(Items listed in a dataset)
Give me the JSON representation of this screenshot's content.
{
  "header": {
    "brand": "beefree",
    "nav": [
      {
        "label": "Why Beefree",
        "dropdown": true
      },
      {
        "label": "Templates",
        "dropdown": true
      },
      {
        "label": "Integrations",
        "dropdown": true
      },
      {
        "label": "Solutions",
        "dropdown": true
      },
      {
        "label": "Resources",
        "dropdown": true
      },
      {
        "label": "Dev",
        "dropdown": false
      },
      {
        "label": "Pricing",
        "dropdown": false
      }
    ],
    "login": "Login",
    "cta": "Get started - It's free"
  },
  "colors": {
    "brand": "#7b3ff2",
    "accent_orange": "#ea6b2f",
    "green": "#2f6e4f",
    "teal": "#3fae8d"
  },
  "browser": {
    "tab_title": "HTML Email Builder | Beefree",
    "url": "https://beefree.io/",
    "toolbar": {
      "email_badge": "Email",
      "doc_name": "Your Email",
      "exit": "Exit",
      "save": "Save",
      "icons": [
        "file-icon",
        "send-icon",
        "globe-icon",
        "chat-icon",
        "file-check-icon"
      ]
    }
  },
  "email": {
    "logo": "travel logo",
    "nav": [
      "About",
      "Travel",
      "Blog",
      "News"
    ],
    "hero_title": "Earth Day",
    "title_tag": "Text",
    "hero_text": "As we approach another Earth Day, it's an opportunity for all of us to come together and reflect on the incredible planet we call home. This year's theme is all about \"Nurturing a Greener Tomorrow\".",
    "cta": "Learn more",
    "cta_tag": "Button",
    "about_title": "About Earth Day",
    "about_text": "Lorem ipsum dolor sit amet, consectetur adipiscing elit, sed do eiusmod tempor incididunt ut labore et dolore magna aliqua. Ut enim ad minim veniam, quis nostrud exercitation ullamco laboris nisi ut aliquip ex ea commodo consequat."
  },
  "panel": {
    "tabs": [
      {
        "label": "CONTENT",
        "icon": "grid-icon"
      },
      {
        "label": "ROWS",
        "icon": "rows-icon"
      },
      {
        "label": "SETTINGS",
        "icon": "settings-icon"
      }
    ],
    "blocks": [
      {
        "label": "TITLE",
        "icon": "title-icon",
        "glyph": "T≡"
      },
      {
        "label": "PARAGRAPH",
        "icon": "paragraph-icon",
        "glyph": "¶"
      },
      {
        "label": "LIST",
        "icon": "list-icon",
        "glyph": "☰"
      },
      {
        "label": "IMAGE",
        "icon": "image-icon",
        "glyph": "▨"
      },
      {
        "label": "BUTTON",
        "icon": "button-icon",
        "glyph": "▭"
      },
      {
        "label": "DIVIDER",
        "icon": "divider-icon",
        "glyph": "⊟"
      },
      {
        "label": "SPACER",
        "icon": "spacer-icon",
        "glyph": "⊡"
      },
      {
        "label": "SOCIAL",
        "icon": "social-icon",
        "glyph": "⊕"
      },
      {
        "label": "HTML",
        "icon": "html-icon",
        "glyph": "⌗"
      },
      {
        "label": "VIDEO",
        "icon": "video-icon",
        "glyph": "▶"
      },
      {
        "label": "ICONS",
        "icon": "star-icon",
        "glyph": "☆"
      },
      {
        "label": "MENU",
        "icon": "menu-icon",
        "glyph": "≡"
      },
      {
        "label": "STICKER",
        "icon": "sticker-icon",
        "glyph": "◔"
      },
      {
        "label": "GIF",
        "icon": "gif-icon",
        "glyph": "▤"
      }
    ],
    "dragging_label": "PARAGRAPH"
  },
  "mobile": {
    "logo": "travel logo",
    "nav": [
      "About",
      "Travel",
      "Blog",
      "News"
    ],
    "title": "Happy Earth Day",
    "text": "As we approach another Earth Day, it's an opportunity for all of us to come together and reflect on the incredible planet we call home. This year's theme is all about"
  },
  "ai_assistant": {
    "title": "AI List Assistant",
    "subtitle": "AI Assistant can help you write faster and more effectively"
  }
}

*Your goal*
Retype the data exactly as given.

*Solved problem*
Give me the JSON representation of this screenshot's content.
{
  "header": {
    "brand": "beefree",
    "nav": [
      {
        "label": "Why Beefree",
        "dropdown": true
      },
      {
        "label": "Templates",
        "dropdown": true
      },
      {
        "label": "Integrations",
        "dropdown": true
      },
      {
        "label": "Solutions",
        "dropdown": true
      },
      {
        "label": "Resources",
        "dropdown": true
      },
      {
        "label": "Dev",
        "dropdown": false
      },
      {
        "label": "Pricing",
        "dropdown": false
      }
    ],
    "login": "Login",
    "cta": "Get started - It's free"
  },
  "colors": {
    "brand": "#7b3ff2",
    "accent_orange": "#ea6b2f",
    "green": "#2f6e4f",
    "teal": "#3fae8d"
  },
  "browser": {
    "tab_title": "HTML Email Builder | Beefree",
    "url": "https://beefree.io/",
    "toolbar": {
      "email_badge": "Email",
      "doc_name": "Your Email",
      "exit": "Exit",
      "save": "Save",
      "icons": [
        "file-icon",
        "send-icon",
        "globe-icon",
        "chat-icon",
        "file-check-icon"
      ]
    }
  },
  "email": {
    "logo": "travel logo",
    "nav": [
      "About",
      "Travel",
      "Blog",
      "News"
    ],
    "hero_title": "Earth Day",
    "title_tag": "Text",
    "hero_text": "As we approach another Earth Day, it's an opportunity for all of us to come together and reflect on the incredible planet we call home. This year's theme is all about \"Nurturing a Greener Tomorrow\".",
    "cta": "Learn more",
    "cta_tag": "Button",
    "about_title": "About Earth Day",
    "about_text": "Lorem ipsum dolor sit amet, consectetur adipiscing elit, sed do eiusmod tempor incididunt ut labore et dolore magna aliqua. Ut enim ad minim veniam, quis nostrud exercitation ullamco laboris nisi ut aliquip ex ea commodo consequat."
  },
  "panel": {
    "tabs": [
      {
        "label": "CONTENT",
        "icon": "grid-icon"
      },
      {
        "label": "ROWS",
        "icon": "rows-icon"
      },
      {
        "label": "SETTINGS",
        "icon": "settings-icon"
      }
    ],
    "blocks": [
      {
        "label": "TITLE",
        "icon": "title-icon",
        "glyph": "T≡"
      },
      {
        "label": "PARAGRAPH",
        "icon": "paragraph-icon",
        "glyph": "¶"
      },
      {
        "label": "LIST",
        "icon": "list-icon",
        "glyph": "☰"
      },
      {
        "label": "IMAGE",
        "icon": "image-icon",
        "glyph": "▨"
      },
      {
        "label": "BUTTON",
        "icon": "button-icon",
        "glyph": "▭"
      },
      {
        "label": "DIVIDER",
        "icon": "divider-icon",
        "glyph": "⊟"
      },
      {
        "label": "SPACER",
        "icon": "spacer-icon",
        "glyph": "⊡"
      },
      {
        "label": "SOCIAL",
        "icon": "social-icon",
        "glyph": "⊕"
      },
      {
        "label": "HTML",
        "icon": "html-icon",
        "glyph": "⌗"
      },
      {
        "label": "VIDEO",
        "icon": "video-icon",
        "glyph": "▶"
      },
      {
        "label": "ICONS",
        "icon": "star-icon",
        "glyph": "☆"
      },
      {
        "label": "MENU",
        "icon": "menu-icon",
        "glyph": "≡"
      },
      {
        "label": "STICKER",
        "icon": "sticker-icon",
        "glyph": "◔"
      },
      {
        "label": "GIF",
        "icon": "gif-icon",
        "glyph": "▤"
      }
    ],
    "dragging_label": "PARAGRAPH"
  },
  "mobile": {
    "logo": "travel logo",
    "nav": [
      "About",
      "Travel",
      "Blog",
      "News"
    ],
    "title": "Happy Earth Day",
    "text": "As we approach another Earth Day, it's an opportunity for all of us to come together and reflect on the incredible planet we call home. This year's theme is all about"
  },
  "ai_assistant": {
    "title": "AI List Assistant",
    "subtitle": "AI Assistant can help you write faster and more effectively"
  }
}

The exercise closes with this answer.